Scan the records for the word "mêmes". Copy each line that includes it.

──────── DATASET EXTRACT ────────

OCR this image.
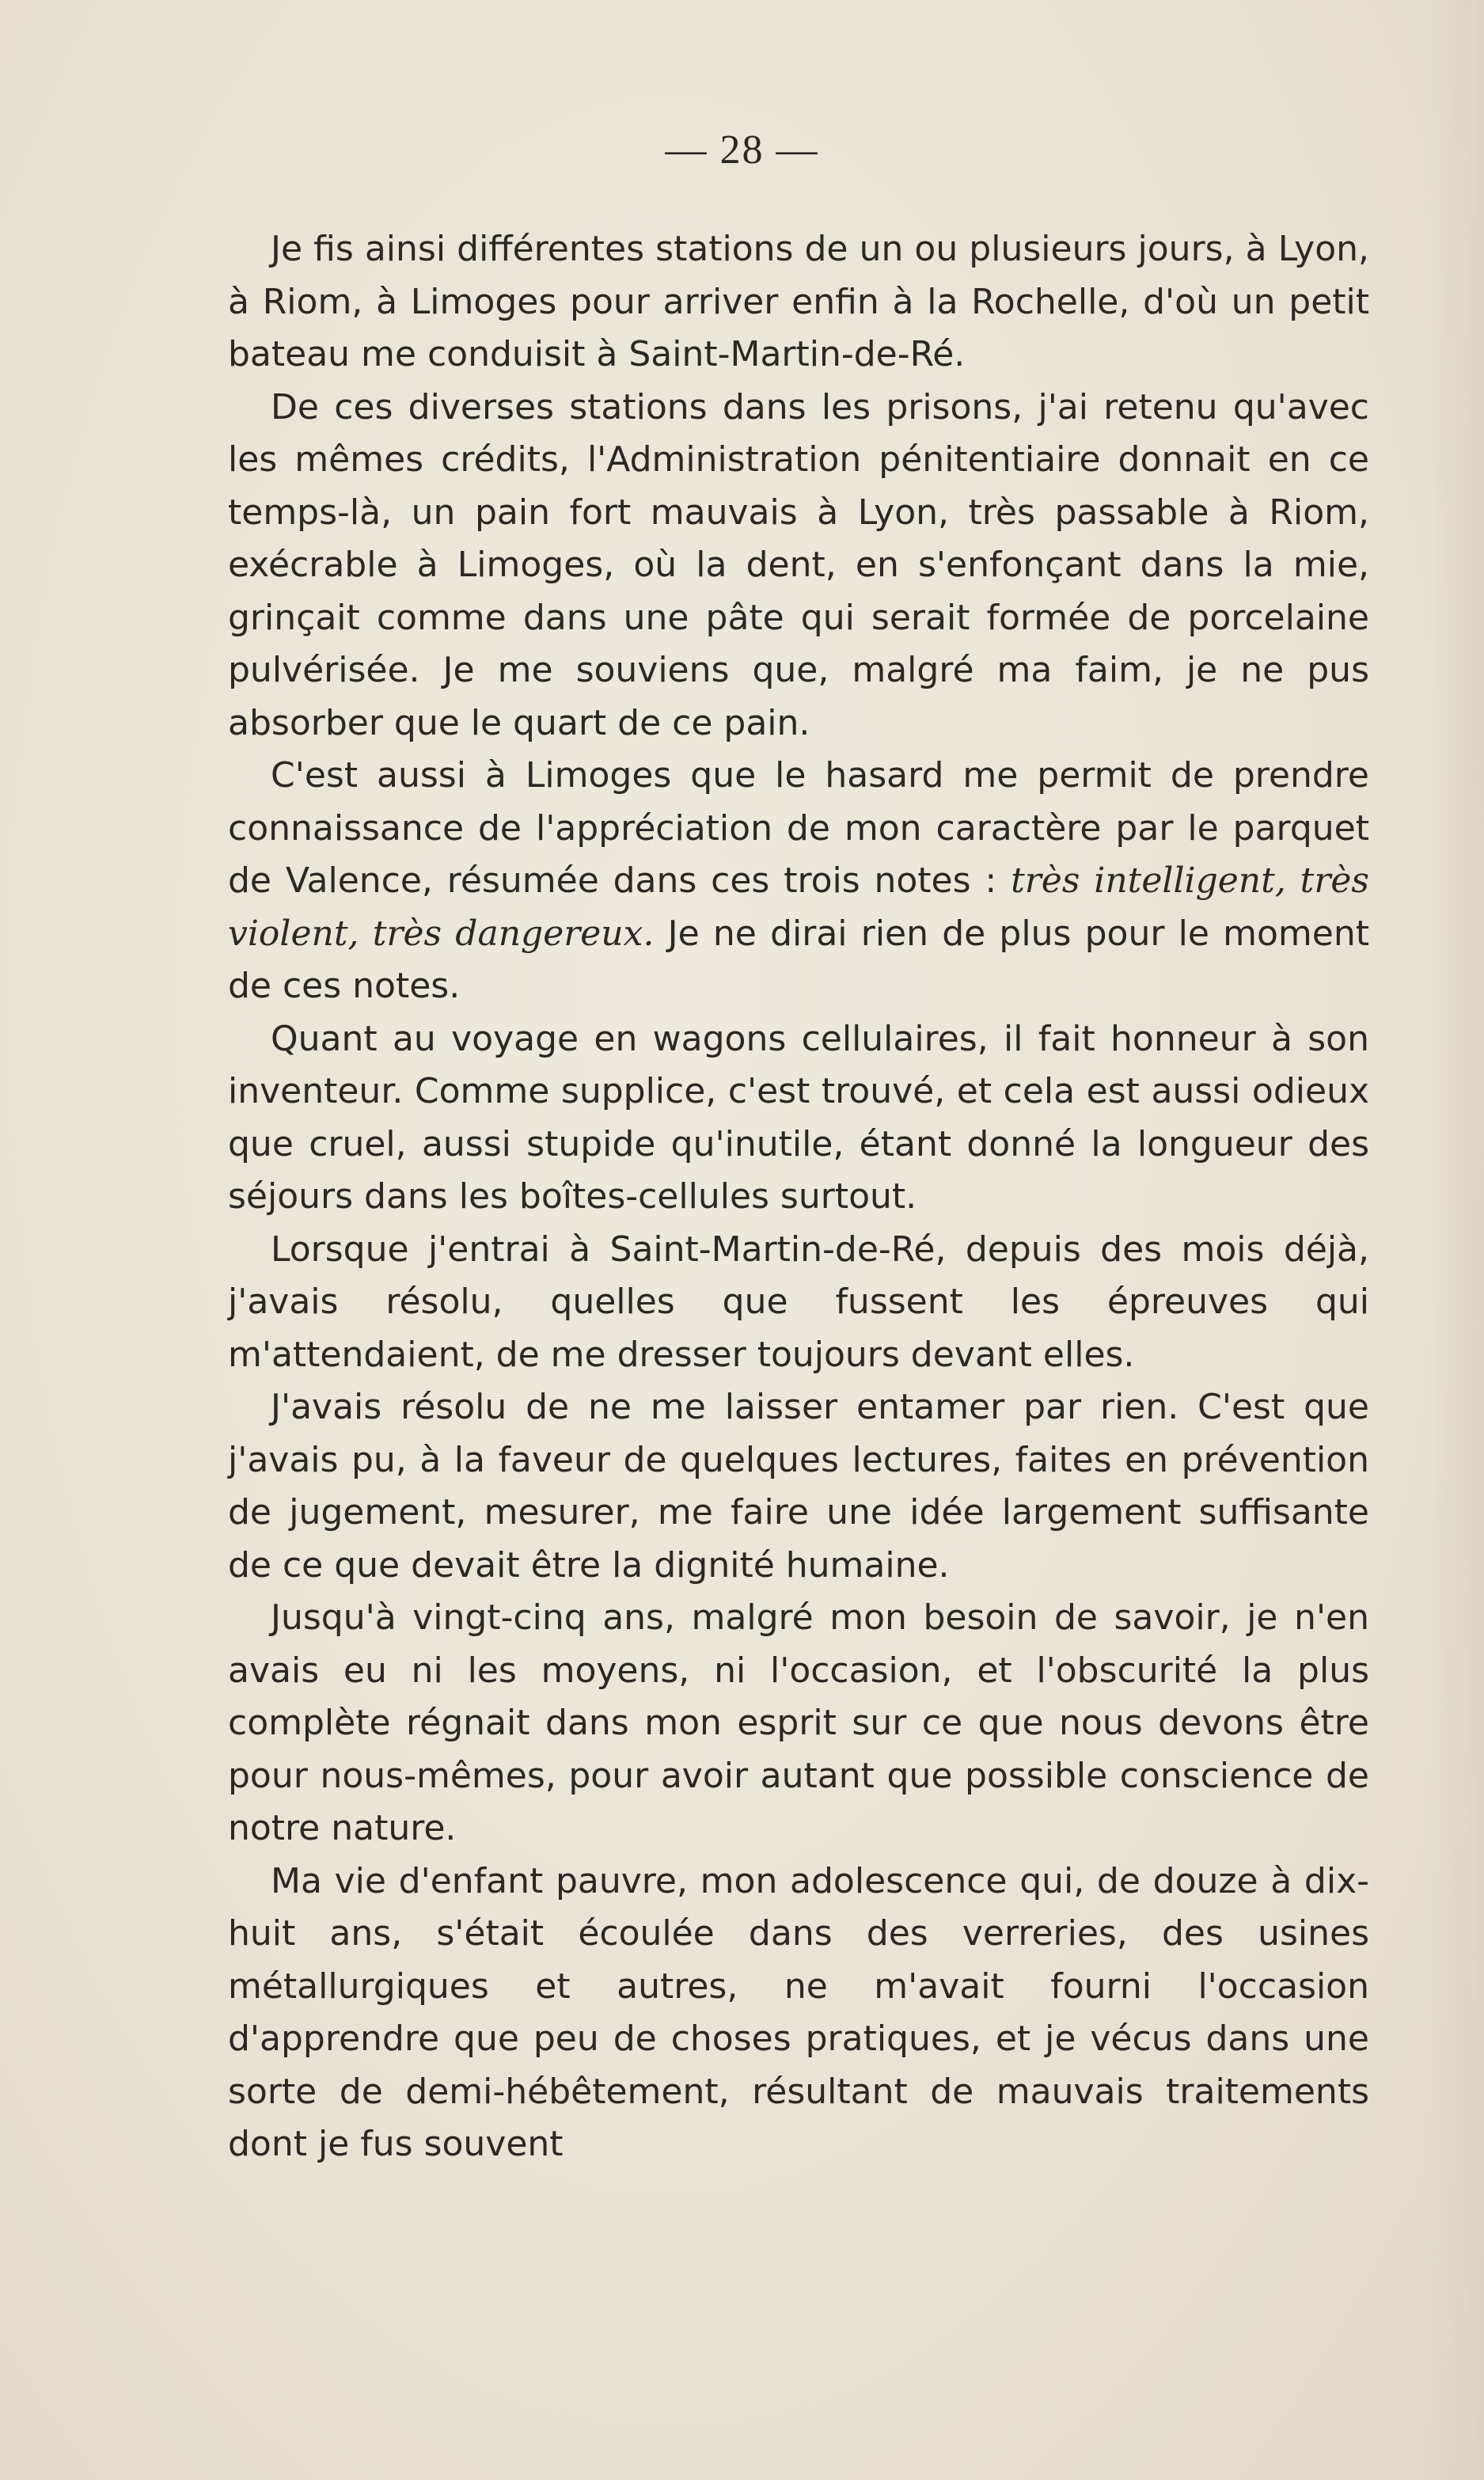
— 28 —

Je fis ainsi différentes stations de un ou plusieurs jours, à Lyon, à Riom, à Limoges pour arriver enfin à la Rochelle, d'où un petit bateau me conduisit à Saint-Martin-de-Ré.

De ces diverses stations dans les prisons, j'ai retenu qu'avec les mêmes crédits, l'Administration pénitentiaire donnait en ce temps-là, un pain fort mauvais à Lyon, très passable à Riom, exécrable à Limoges, où la dent, en s'enfonçant dans la mie, grinçait comme dans une pâte qui serait formée de porcelaine pulvérisée. Je me souviens que, malgré ma faim, je ne pus absorber que le quart de ce pain.

C'est aussi à Limoges que le hasard me permit de prendre connaissance de l'appréciation de mon caractère par le parquet de Valence, résumée dans ces trois notes : très intelligent, très violent, très dangereux. Je ne dirai rien de plus pour le moment de ces notes.

Quant au voyage en wagons cellulaires, il fait honneur à son inventeur. Comme supplice, c'est trouvé, et cela est aussi odieux que cruel, aussi stupide qu'inutile, étant donné la longueur des séjours dans les boîtes-cellules surtout.

Lorsque j'entrai à Saint-Martin-de-Ré, depuis des mois déjà, j'avais résolu, quelles que fussent les épreuves qui m'attendaient, de me dresser toujours devant elles.

J'avais résolu de ne me laisser entamer par rien. C'est que j'avais pu, à la faveur de quelques lectures, faites en prévention de jugement, mesurer, me faire une idée largement suffisante de ce que devait être la dignité humaine.

Jusqu'à vingt-cinq ans, malgré mon besoin de savoir, je n'en avais eu ni les moyens, ni l'occasion, et l'obscurité la plus complète régnait dans mon esprit sur ce que nous devons être pour nous-mêmes, pour avoir autant que possible conscience de notre nature.

Ma vie d'enfant pauvre, mon adolescence qui, de douze à dix-huit ans, s'était écoulée dans des verreries, des usines métallurgiques et autres, ne m'avait fourni l'occasion d'apprendre que peu de choses pratiques, et je vécus dans une sorte de demi-hébêtement, résultant de mauvais traitements dont je fus souvent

────────

## RESPONSE TO THIS TASK
De ces diverses stations dans les prisons, j'ai retenu qu'avec les mêmes crédits, l'Administration pénitentiaire donnait en ce temps-là, un pain fort mauvais à Lyon, très passable à Riom, exécrable à Limoges, où la dent, en s'enfonçant dans la mie, grinçait comme dans une pâte qui serait formée de porcelaine pulvérisée. Je me souviens que, malgré ma faim, je ne pus absorber que le quart de ce pain.
Jusqu'à vingt-cinq ans, malgré mon besoin de savoir, je n'en avais eu ni les moyens, ni l'occasion, et l'obscurité la plus complète régnait dans mon esprit sur ce que nous devons être pour nous-mêmes, pour avoir autant que possible conscience de notre nature.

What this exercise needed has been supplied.